* _The problem_
Transcribe the material in full. Nothing should differ except that the pictures are left out.

--- Begin Records shown ---

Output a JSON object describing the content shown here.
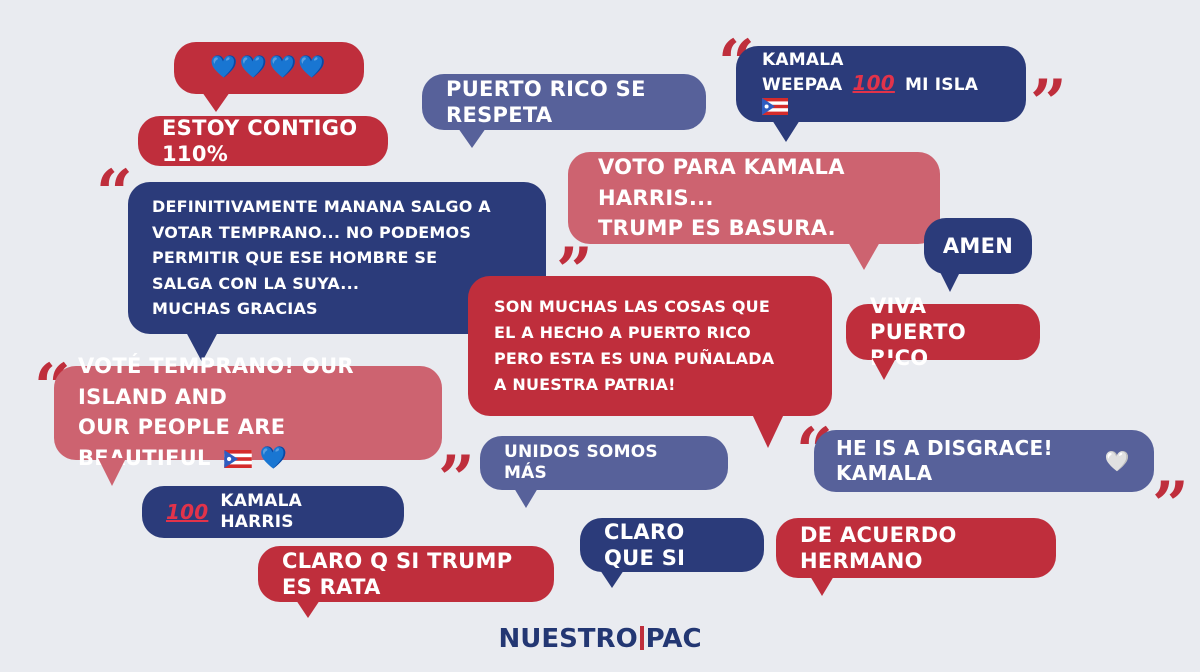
{
  "comments": {
    "hearts": "💙💙💙💙",
    "contigo": "ESTOY CONTIGO 110%",
    "respeta": "PUERTO RICO SE RESPETA",
    "kamala_weepaa_line1": "KAMALA",
    "kamala_weepaa_line2a": "WEEPAA",
    "kamala_weepaa_line2b": "MI ISLA",
    "definitivamente": "DEFINITIVAMENTE MANANA SALGO A\nVOTAR TEMPRANO... NO PODEMOS\nPERMITIR QUE ESE HOMBRE SE\nSALGA CON LA SUYA...\nMUCHAS GRACIAS",
    "voto": "VOTO PARA KAMALA HARRIS...\nTRUMP ES BASURA.",
    "amen": "AMEN",
    "muchas_cosas": "SON MUCHAS LAS COSAS QUE\nEL A HECHO A PUERTO RICO\nPERO ESTA ES UNA PUÑALADA\nA NUESTRA PATRIA!",
    "viva": "VIVA PUERTO RICO",
    "vote_line1": "VOTÉ TEMPRANO! OUR ISLAND AND",
    "vote_line2": "OUR PEOPLE ARE BEAUTIFUL",
    "unidos": "UNIDOS SOMOS MÁS",
    "disgrace": "HE IS A DISGRACE! KAMALA",
    "kamala_harris": "KAMALA HARRIS",
    "claro_q": "CLARO Q SI TRUMP ES RATA",
    "claro_que": "CLARO QUE SI",
    "acuerdo": "DE ACUERDO HERMANO"
  },
  "emoji": {
    "hundred": "100",
    "blue_heart": "💙",
    "white_heart": "🤍"
  },
  "quote_marks": {
    "open": "“",
    "close": "”"
  },
  "logo": {
    "left": "NUESTRO",
    "right": "PAC"
  },
  "colors": {
    "background": "#e9ebf0",
    "red": "#bf2e3c",
    "navy": "#2b3b7a",
    "slate": "#57619a",
    "pink": "#cd6370",
    "logo_text": "#233773"
  }
}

--- End Records shown ---

* _Task response_
Output a JSON object describing the content shown here.
{
  "comments": {
    "hearts": "💙💙💙💙",
    "contigo": "ESTOY CONTIGO 110%",
    "respeta": "PUERTO RICO SE RESPETA",
    "kamala_weepaa_line1": "KAMALA",
    "kamala_weepaa_line2a": "WEEPAA",
    "kamala_weepaa_line2b": "MI ISLA",
    "definitivamente": "DEFINITIVAMENTE MANANA SALGO A\nVOTAR TEMPRANO... NO PODEMOS\nPERMITIR QUE ESE HOMBRE SE\nSALGA CON LA SUYA...\nMUCHAS GRACIAS",
    "voto": "VOTO PARA KAMALA HARRIS...\nTRUMP ES BASURA.",
    "amen": "AMEN",
    "muchas_cosas": "SON MUCHAS LAS COSAS QUE\nEL A HECHO A PUERTO RICO\nPERO ESTA ES UNA PUÑALADA\nA NUESTRA PATRIA!",
    "viva": "VIVA PUERTO RICO",
    "vote_line1": "VOTÉ TEMPRANO! OUR ISLAND AND",
    "vote_line2": "OUR PEOPLE ARE BEAUTIFUL",
    "unidos": "UNIDOS SOMOS MÁS",
    "disgrace": "HE IS A DISGRACE! KAMALA",
    "kamala_harris": "KAMALA HARRIS",
    "claro_q": "CLARO Q SI TRUMP ES RATA",
    "claro_que": "CLARO QUE SI",
    "acuerdo": "DE ACUERDO HERMANO"
  },
  "emoji": {
    "hundred": "100",
    "blue_heart": "💙",
    "white_heart": "🤍"
  },
  "quote_marks": {
    "open": "“",
    "close": "”"
  },
  "logo": {
    "left": "NUESTRO",
    "right": "PAC"
  },
  "colors": {
    "background": "#e9ebf0",
    "red": "#bf2e3c",
    "navy": "#2b3b7a",
    "slate": "#57619a",
    "pink": "#cd6370",
    "logo_text": "#233773"
  }
}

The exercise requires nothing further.